- TASK DETAILS
Please output the lines shown below exactly as they appear.

• • • •

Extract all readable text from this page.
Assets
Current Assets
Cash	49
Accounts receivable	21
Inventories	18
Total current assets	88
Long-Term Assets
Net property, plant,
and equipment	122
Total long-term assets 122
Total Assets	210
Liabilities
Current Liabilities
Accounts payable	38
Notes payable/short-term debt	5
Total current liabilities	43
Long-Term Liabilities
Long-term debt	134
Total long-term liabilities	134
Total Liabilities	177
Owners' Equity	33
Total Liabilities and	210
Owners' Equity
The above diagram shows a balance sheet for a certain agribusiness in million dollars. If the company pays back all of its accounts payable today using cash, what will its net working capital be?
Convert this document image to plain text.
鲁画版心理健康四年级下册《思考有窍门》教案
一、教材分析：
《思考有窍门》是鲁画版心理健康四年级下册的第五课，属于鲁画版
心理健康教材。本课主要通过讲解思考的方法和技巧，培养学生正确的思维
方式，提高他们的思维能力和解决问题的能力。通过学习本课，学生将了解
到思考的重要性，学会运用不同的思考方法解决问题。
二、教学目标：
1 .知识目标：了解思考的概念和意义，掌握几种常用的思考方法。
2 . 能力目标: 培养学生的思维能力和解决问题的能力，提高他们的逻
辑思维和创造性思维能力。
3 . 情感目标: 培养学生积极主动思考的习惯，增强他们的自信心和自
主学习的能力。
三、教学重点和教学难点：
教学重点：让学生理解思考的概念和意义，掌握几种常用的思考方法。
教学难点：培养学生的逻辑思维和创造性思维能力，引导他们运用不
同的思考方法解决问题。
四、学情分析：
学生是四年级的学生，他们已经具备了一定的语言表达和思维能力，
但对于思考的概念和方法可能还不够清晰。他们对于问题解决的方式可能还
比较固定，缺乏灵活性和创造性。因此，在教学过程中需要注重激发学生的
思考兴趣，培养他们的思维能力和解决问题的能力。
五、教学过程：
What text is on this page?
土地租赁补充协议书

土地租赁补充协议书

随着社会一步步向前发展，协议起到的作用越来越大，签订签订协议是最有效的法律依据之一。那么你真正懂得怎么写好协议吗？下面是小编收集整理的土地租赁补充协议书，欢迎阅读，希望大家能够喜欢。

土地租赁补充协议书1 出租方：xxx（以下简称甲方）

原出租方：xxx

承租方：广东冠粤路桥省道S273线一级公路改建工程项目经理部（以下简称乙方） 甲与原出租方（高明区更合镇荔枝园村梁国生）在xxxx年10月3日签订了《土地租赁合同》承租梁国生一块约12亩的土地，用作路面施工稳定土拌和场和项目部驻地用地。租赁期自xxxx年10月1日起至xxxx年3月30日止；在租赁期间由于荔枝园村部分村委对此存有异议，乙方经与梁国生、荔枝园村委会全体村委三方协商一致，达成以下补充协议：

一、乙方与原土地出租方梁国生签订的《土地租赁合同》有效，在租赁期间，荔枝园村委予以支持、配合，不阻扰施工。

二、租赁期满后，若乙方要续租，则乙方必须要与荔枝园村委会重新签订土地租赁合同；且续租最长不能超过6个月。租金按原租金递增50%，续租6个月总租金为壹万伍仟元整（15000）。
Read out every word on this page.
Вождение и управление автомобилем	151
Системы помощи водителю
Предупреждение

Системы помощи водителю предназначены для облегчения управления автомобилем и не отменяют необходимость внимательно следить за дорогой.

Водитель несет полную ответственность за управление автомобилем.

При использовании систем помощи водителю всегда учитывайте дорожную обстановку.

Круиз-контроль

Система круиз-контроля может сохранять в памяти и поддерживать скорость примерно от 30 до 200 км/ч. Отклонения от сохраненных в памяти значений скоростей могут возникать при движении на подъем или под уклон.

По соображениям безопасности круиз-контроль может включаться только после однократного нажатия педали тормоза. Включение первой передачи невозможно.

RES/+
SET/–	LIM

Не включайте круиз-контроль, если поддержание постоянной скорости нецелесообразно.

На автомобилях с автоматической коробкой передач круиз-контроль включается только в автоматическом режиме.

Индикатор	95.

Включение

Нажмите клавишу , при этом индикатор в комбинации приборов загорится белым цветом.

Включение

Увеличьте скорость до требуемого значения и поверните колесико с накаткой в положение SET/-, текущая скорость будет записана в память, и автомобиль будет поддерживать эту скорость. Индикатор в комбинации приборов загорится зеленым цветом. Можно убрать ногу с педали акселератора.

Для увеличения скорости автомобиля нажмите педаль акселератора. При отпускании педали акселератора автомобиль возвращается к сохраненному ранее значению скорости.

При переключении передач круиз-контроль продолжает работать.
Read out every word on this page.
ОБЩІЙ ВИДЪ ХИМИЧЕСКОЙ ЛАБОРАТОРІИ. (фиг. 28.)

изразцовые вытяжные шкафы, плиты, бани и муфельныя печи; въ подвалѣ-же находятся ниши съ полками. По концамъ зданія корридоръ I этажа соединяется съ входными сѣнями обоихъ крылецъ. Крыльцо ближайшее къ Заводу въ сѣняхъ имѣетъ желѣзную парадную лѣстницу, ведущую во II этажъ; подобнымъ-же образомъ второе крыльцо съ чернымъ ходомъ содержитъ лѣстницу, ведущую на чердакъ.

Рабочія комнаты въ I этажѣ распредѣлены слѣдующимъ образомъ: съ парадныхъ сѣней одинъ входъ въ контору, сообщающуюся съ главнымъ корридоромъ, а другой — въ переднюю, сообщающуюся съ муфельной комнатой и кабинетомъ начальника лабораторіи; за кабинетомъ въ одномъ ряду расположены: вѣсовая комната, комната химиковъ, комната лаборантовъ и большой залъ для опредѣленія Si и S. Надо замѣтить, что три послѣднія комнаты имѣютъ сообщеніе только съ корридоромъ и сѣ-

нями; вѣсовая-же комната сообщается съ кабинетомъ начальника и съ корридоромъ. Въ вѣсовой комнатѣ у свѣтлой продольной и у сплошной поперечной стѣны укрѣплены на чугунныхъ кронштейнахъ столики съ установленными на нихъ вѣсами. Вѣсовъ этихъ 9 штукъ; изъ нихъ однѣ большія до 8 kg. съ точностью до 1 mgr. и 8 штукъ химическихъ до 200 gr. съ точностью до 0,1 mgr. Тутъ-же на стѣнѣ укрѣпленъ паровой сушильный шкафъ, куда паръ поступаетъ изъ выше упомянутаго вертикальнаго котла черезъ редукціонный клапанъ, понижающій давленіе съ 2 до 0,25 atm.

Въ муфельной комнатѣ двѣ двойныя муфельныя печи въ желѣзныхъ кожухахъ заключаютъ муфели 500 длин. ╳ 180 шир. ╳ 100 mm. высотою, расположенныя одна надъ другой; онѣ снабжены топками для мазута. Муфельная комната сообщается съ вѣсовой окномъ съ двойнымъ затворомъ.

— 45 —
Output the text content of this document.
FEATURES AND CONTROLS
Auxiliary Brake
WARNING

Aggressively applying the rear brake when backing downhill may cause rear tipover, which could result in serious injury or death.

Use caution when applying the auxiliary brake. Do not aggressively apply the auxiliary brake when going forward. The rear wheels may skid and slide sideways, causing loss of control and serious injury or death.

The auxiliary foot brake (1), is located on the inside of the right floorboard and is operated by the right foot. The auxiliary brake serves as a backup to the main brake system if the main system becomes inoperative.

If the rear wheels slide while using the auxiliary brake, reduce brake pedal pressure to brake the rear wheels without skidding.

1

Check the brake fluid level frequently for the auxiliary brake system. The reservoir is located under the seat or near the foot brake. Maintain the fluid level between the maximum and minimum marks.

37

• • • •

- WORKED SOLUTION
Extract all readable text from this page.
Assets
Current Assets
Cash	49
Accounts receivable	21
Inventories	18
Total current assets	88
Long-Term Assets
Net property, plant,
and equipment	122
Total long-term assets 122
Total Assets	210
Liabilities
Current Liabilities
Accounts payable	38
Notes payable/short-term debt	5
Total current liabilities	43
Long-Term Liabilities
Long-term debt	134
Total long-term liabilities	134
Total Liabilities	177
Owners' Equity	33
Total Liabilities and	210
Owners' Equity
The above diagram shows a balance sheet for a certain agribusiness in million dollars. If the company pays back all of its accounts payable today using cash, what will its net working capital be?
Convert this document image to plain text.
鲁画版心理健康四年级下册《思考有窍门》教案
一、教材分析：
《思考有窍门》是鲁画版心理健康四年级下册的第五课，属于鲁画版
心理健康教材。本课主要通过讲解思考的方法和技巧，培养学生正确的思维
方式，提高他们的思维能力和解决问题的能力。通过学习本课，学生将了解
到思考的重要性，学会运用不同的思考方法解决问题。
二、教学目标：
1 .知识目标：了解思考的概念和意义，掌握几种常用的思考方法。
2 . 能力目标: 培养学生的思维能力和解决问题的能力，提高他们的逻
辑思维和创造性思维能力。
3 . 情感目标: 培养学生积极主动思考的习惯，增强他们的自信心和自
主学习的能力。
三、教学重点和教学难点：
教学重点：让学生理解思考的概念和意义，掌握几种常用的思考方法。
教学难点：培养学生的逻辑思维和创造性思维能力，引导他们运用不
同的思考方法解决问题。
四、学情分析：
学生是四年级的学生，他们已经具备了一定的语言表达和思维能力，
但对于思考的概念和方法可能还不够清晰。他们对于问题解决的方式可能还
比较固定，缺乏灵活性和创造性。因此，在教学过程中需要注重激发学生的
思考兴趣，培养他们的思维能力和解决问题的能力。
五、教学过程：
What text is on this page?
土地租赁补充协议书

土地租赁补充协议书

随着社会一步步向前发展，协议起到的作用越来越大，签订签订协议是最有效的法律依据之一。那么你真正懂得怎么写好协议吗？下面是小编收集整理的土地租赁补充协议书，欢迎阅读，希望大家能够喜欢。

土地租赁补充协议书1 出租方：xxx（以下简称甲方）

原出租方：xxx

承租方：广东冠粤路桥省道S273线一级公路改建工程项目经理部（以下简称乙方） 甲与原出租方（高明区更合镇荔枝园村梁国生）在xxxx年10月3日签订了《土地租赁合同》承租梁国生一块约12亩的土地，用作路面施工稳定土拌和场和项目部驻地用地。租赁期自xxxx年10月1日起至xxxx年3月30日止；在租赁期间由于荔枝园村部分村委对此存有异议，乙方经与梁国生、荔枝园村委会全体村委三方协商一致，达成以下补充协议：

一、乙方与原土地出租方梁国生签订的《土地租赁合同》有效，在租赁期间，荔枝园村委予以支持、配合，不阻扰施工。

二、租赁期满后，若乙方要续租，则乙方必须要与荔枝园村委会重新签订土地租赁合同；且续租最长不能超过6个月。租金按原租金递增50%，续租6个月总租金为壹万伍仟元整（15000）。
Read out every word on this page.
Вождение и управление автомобилем	151
Системы помощи водителю
Предупреждение

Системы помощи водителю предназначены для облегчения управления автомобилем и не отменяют необходимость внимательно следить за дорогой.

Водитель несет полную ответственность за управление автомобилем.

При использовании систем помощи водителю всегда учитывайте дорожную обстановку.

Круиз-контроль

Система круиз-контроля может сохранять в памяти и поддерживать скорость примерно от 30 до 200 км/ч. Отклонения от сохраненных в памяти значений скоростей могут возникать при движении на подъем или под уклон.

По соображениям безопасности круиз-контроль может включаться только после однократного нажатия педали тормоза. Включение первой передачи невозможно.

RES/+
SET/–	LIM

Не включайте круиз-контроль, если поддержание постоянной скорости нецелесообразно.

На автомобилях с автоматической коробкой передач круиз-контроль включается только в автоматическом режиме.

Индикатор	95.

Включение

Нажмите клавишу , при этом индикатор в комбинации приборов загорится белым цветом.

Включение

Увеличьте скорость до требуемого значения и поверните колесико с накаткой в положение SET/-, текущая скорость будет записана в память, и автомобиль будет поддерживать эту скорость. Индикатор в комбинации приборов загорится зеленым цветом. Можно убрать ногу с педали акселератора.

Для увеличения скорости автомобиля нажмите педаль акселератора. При отпускании педали акселератора автомобиль возвращается к сохраненному ранее значению скорости.

При переключении передач круиз-контроль продолжает работать.
Read out every word on this page.
ОБЩІЙ ВИДЪ ХИМИЧЕСКОЙ ЛАБОРАТОРІИ. (фиг. 28.)

изразцовые вытяжные шкафы, плиты, бани и муфельныя печи; въ подвалѣ-же находятся ниши съ полками. По концамъ зданія корридоръ I этажа соединяется съ входными сѣнями обоихъ крылецъ. Крыльцо ближайшее къ Заводу въ сѣняхъ имѣетъ желѣзную парадную лѣстницу, ведущую во II этажъ; подобнымъ-же образомъ второе крыльцо съ чернымъ ходомъ содержитъ лѣстницу, ведущую на чердакъ.

Рабочія комнаты въ I этажѣ распредѣлены слѣдующимъ образомъ: съ парадныхъ сѣней одинъ входъ въ контору, сообщающуюся съ главнымъ корридоромъ, а другой — въ переднюю, сообщающуюся съ муфельной комнатой и кабинетомъ начальника лабораторіи; за кабинетомъ въ одномъ ряду расположены: вѣсовая комната, комната химиковъ, комната лаборантовъ и большой залъ для опредѣленія Si и S. Надо замѣтить, что три послѣднія комнаты имѣютъ сообщеніе только съ корридоромъ и сѣ-

нями; вѣсовая-же комната сообщается съ кабинетомъ начальника и съ корридоромъ. Въ вѣсовой комнатѣ у свѣтлой продольной и у сплошной поперечной стѣны укрѣплены на чугунныхъ кронштейнахъ столики съ установленными на нихъ вѣсами. Вѣсовъ этихъ 9 штукъ; изъ нихъ однѣ большія до 8 kg. съ точностью до 1 mgr. и 8 штукъ химическихъ до 200 gr. съ точностью до 0,1 mgr. Тутъ-же на стѣнѣ укрѣпленъ паровой сушильный шкафъ, куда паръ поступаетъ изъ выше упомянутаго вертикальнаго котла черезъ редукціонный клапанъ, понижающій давленіе съ 2 до 0,25 atm.

Въ муфельной комнатѣ двѣ двойныя муфельныя печи въ желѣзныхъ кожухахъ заключаютъ муфели 500 длин. ╳ 180 шир. ╳ 100 mm. высотою, расположенныя одна надъ другой; онѣ снабжены топками для мазута. Муфельная комната сообщается съ вѣсовой окномъ съ двойнымъ затворомъ.

— 45 —
Output the text content of this document.
FEATURES AND CONTROLS
Auxiliary Brake
WARNING

Aggressively applying the rear brake when backing downhill may cause rear tipover, which could result in serious injury or death.

Use caution when applying the auxiliary brake. Do not aggressively apply the auxiliary brake when going forward. The rear wheels may skid and slide sideways, causing loss of control and serious injury or death.

The auxiliary foot brake (1), is located on the inside of the right floorboard and is operated by the right foot. The auxiliary brake serves as a backup to the main brake system if the main system becomes inoperative.

If the rear wheels slide while using the auxiliary brake, reduce brake pedal pressure to brake the rear wheels without skidding.

1

Check the brake fluid level frequently for the auxiliary brake system. The reservoir is located under the seat or near the foot brake. Maintain the fluid level between the maximum and minimum marks.

37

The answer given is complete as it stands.